Lines that contain the string "对冻死率" are to be copied; leave out all others.

Records excerpted from a collection:

..........

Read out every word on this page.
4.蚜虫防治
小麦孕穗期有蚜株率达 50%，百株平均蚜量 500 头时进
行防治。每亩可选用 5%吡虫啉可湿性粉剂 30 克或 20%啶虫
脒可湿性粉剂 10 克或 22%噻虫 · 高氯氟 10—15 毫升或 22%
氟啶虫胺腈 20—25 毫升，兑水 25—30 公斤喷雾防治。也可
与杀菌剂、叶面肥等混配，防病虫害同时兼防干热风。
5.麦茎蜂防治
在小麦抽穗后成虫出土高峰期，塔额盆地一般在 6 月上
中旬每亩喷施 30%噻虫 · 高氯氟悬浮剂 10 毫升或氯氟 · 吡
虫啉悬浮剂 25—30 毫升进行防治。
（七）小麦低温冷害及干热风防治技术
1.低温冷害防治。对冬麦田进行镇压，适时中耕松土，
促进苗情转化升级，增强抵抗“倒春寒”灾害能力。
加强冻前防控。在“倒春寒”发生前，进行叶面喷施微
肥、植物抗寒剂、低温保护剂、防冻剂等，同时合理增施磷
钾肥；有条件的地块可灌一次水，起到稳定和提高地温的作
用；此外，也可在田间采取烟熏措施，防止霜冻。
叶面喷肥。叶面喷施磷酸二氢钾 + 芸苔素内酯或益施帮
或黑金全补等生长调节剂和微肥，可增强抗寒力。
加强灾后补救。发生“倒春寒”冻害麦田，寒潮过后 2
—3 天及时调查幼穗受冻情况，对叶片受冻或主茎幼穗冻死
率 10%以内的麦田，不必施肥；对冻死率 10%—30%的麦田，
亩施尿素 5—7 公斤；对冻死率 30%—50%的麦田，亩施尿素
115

..........

■ Final result
率 10%以内的麦田，不必施肥；对冻死率 10%—30%的麦田，
亩施尿素 5—7 公斤；对冻死率 30%—50%的麦田，亩施尿素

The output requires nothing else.